# [Records for processing]
'''

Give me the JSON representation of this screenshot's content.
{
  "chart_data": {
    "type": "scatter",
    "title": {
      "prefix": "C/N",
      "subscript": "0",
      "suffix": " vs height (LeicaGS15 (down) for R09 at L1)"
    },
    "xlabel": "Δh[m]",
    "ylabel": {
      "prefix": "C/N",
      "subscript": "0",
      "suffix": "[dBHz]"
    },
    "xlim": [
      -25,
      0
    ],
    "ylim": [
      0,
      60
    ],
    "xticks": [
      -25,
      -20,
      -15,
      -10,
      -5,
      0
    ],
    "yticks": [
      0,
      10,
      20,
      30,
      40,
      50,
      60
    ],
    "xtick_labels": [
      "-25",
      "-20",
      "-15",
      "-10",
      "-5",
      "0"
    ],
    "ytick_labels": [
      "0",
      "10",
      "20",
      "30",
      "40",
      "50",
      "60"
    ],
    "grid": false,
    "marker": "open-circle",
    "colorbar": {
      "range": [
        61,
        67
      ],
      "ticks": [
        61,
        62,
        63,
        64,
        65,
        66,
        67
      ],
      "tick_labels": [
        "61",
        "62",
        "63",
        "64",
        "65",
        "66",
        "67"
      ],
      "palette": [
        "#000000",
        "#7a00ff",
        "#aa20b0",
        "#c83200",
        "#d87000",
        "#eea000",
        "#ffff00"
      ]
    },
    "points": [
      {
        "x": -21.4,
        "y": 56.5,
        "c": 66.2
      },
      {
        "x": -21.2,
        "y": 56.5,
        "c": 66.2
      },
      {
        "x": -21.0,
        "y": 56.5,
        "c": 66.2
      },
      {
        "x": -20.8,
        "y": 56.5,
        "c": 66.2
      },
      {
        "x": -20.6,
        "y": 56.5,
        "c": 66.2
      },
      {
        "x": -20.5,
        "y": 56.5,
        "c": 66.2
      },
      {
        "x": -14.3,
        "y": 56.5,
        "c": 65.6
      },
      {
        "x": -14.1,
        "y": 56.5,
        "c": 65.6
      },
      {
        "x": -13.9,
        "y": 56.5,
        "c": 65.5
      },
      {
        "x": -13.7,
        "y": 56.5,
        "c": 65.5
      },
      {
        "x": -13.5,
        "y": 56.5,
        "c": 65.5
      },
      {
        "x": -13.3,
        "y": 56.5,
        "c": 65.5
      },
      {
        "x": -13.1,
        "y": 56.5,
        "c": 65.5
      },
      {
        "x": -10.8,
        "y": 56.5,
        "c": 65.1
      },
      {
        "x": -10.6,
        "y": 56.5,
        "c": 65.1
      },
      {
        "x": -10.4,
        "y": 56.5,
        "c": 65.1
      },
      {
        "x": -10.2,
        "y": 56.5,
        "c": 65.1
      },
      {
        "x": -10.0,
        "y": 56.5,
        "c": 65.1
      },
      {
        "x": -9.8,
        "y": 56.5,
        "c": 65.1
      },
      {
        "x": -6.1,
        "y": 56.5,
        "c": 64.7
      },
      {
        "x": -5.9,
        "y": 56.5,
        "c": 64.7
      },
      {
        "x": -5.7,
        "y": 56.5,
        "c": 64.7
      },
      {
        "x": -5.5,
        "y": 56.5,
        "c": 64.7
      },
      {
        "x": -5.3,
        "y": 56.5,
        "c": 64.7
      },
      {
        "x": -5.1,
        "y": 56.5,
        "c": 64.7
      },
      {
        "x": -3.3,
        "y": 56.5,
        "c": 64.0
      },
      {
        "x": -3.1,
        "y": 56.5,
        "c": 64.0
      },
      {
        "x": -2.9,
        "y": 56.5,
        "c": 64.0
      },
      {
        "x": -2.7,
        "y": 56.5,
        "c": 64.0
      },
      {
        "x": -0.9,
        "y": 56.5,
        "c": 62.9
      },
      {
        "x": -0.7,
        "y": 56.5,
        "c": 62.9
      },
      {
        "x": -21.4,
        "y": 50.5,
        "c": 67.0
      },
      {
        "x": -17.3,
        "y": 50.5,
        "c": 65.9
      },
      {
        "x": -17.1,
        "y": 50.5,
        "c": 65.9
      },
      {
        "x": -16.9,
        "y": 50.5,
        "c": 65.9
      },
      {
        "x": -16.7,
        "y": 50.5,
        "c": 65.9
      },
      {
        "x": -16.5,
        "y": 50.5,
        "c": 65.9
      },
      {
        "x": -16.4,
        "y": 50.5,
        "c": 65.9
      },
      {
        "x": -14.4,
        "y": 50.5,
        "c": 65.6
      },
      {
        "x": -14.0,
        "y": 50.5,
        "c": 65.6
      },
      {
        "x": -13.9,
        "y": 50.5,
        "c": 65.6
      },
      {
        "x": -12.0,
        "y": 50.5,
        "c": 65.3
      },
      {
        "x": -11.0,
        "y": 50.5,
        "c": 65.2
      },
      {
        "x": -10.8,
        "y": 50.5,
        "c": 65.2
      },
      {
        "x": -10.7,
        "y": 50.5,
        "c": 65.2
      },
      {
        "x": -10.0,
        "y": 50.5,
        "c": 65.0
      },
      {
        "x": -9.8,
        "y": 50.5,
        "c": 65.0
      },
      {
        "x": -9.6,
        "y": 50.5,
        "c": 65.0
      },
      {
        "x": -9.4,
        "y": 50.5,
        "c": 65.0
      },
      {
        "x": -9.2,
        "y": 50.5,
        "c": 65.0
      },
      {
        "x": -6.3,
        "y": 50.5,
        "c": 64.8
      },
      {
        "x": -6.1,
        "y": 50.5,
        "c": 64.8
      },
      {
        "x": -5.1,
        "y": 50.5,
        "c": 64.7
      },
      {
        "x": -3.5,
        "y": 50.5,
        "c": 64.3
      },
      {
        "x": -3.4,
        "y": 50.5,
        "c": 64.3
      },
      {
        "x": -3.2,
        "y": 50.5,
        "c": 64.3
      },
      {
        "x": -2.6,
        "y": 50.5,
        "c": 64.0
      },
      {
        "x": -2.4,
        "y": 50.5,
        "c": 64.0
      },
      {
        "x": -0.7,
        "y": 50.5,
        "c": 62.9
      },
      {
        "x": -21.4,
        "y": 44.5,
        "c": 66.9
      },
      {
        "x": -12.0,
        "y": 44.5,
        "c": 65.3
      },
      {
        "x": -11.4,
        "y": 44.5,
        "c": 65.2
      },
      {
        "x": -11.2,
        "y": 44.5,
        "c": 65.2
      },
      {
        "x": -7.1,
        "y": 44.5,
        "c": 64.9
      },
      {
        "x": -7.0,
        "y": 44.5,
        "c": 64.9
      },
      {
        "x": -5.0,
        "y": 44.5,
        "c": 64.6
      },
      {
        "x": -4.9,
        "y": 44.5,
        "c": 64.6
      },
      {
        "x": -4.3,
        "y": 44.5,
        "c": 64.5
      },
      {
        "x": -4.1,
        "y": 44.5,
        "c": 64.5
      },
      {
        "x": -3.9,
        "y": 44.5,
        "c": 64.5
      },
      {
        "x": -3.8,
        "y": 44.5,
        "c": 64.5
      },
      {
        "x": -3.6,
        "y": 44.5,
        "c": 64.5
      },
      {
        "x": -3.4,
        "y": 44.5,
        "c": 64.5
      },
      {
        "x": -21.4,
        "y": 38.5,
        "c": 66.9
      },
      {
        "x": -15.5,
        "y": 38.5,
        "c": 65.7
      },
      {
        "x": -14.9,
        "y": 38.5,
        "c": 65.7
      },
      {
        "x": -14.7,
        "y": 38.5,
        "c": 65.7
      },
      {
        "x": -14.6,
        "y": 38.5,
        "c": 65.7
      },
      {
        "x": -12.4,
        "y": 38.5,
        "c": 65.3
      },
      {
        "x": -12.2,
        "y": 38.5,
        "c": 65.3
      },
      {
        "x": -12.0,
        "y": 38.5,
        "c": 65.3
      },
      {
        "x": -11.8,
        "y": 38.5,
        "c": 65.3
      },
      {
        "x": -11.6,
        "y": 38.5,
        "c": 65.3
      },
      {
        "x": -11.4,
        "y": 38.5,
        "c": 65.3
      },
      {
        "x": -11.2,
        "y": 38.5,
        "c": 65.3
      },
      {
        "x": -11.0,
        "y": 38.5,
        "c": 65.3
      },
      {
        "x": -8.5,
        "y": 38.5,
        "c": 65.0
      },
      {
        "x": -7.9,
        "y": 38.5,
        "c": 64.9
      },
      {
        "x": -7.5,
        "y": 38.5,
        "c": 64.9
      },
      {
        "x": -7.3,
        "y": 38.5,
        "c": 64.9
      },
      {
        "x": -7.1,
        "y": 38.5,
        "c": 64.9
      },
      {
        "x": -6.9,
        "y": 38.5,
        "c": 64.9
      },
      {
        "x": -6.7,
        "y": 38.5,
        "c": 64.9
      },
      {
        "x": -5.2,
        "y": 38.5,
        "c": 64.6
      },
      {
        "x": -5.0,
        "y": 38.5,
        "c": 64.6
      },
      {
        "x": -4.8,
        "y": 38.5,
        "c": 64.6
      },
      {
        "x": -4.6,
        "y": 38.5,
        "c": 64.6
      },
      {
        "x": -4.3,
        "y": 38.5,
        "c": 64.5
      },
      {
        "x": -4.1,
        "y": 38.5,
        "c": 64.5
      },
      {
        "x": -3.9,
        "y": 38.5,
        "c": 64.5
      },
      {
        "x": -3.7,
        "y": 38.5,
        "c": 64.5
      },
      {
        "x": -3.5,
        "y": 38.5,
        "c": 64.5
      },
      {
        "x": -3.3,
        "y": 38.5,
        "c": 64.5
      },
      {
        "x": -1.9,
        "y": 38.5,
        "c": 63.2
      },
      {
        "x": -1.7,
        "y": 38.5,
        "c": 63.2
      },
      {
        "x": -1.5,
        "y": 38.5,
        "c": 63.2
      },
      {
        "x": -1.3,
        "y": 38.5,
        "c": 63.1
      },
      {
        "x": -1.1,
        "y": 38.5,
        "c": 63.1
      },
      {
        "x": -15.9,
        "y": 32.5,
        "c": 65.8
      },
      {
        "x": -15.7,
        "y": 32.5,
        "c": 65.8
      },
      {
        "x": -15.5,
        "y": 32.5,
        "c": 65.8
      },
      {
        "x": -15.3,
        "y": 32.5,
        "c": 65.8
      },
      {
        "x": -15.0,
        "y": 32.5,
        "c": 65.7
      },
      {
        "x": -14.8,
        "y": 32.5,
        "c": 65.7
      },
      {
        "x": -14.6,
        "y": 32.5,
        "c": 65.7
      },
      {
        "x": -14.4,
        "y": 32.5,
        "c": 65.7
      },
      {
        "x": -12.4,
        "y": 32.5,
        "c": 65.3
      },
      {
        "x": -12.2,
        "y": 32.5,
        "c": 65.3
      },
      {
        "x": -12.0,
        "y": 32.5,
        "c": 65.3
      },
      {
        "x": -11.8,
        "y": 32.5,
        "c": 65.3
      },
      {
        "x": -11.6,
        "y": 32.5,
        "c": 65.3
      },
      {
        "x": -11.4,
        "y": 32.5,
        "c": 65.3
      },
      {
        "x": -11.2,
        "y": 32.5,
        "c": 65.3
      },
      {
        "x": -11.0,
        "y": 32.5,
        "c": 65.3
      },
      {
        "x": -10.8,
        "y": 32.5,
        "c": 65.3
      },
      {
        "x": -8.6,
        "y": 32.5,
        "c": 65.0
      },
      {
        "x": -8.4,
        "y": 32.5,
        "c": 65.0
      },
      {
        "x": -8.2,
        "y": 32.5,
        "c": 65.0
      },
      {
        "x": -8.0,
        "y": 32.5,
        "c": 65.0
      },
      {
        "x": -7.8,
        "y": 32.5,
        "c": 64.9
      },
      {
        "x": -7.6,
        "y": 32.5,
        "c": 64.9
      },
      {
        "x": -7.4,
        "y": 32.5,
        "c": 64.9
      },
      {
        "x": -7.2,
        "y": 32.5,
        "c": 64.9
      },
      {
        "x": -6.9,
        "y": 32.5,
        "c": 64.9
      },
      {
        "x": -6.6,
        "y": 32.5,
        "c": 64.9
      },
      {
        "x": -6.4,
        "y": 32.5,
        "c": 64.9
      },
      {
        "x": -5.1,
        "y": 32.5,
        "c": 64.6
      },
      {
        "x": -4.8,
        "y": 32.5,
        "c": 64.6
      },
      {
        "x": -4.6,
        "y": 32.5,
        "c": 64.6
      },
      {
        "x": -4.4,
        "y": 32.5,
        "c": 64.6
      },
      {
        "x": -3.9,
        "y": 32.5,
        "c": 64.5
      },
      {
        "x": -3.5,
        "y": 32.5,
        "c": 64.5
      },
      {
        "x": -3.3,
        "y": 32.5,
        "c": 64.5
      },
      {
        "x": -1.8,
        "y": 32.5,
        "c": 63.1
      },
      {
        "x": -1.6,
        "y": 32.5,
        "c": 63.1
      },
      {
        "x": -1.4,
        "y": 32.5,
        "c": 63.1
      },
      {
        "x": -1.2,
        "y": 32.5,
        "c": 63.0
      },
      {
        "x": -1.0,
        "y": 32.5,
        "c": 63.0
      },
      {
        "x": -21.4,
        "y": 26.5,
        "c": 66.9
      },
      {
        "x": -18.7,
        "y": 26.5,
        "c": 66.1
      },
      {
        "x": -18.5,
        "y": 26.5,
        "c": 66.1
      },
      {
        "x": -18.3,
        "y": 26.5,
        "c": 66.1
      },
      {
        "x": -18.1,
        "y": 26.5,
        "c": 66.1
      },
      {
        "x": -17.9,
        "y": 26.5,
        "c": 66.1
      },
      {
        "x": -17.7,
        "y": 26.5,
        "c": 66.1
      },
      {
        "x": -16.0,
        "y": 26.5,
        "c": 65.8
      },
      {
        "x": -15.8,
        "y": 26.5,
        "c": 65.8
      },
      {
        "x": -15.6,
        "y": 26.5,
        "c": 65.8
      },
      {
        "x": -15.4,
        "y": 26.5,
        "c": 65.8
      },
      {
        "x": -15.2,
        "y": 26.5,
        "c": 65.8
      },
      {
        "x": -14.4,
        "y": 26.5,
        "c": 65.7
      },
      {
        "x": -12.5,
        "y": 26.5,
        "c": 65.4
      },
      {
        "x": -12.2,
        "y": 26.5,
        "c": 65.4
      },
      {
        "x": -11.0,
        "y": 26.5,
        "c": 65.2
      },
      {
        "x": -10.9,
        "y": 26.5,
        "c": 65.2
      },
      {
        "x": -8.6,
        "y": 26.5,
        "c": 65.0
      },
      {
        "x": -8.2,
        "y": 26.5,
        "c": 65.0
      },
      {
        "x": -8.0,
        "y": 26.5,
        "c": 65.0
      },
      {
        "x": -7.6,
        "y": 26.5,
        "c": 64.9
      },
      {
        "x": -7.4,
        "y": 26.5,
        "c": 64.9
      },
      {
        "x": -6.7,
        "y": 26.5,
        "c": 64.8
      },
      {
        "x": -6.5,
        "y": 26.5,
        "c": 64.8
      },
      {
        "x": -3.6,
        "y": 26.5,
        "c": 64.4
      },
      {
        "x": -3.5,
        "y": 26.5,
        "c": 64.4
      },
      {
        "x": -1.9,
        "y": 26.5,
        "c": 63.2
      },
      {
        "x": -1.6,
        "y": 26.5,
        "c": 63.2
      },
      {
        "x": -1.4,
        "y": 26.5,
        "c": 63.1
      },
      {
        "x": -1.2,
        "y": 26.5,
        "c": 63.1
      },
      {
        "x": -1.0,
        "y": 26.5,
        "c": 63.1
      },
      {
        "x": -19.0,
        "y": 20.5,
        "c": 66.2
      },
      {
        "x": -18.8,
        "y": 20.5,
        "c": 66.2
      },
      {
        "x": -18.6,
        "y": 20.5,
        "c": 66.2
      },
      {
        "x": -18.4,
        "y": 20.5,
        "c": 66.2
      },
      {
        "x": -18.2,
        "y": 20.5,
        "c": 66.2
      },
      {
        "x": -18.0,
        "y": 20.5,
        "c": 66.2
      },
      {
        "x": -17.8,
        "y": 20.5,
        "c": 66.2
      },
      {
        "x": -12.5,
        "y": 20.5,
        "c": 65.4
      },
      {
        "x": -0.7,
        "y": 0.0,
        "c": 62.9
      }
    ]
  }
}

'''

# [Stated exercise]
List every line above containing the word "suffix".

# [Answer to this task]
      "suffix": " vs height (LeicaGS15 (down) for R09 at L1)"
      "suffix": "[dBHz]"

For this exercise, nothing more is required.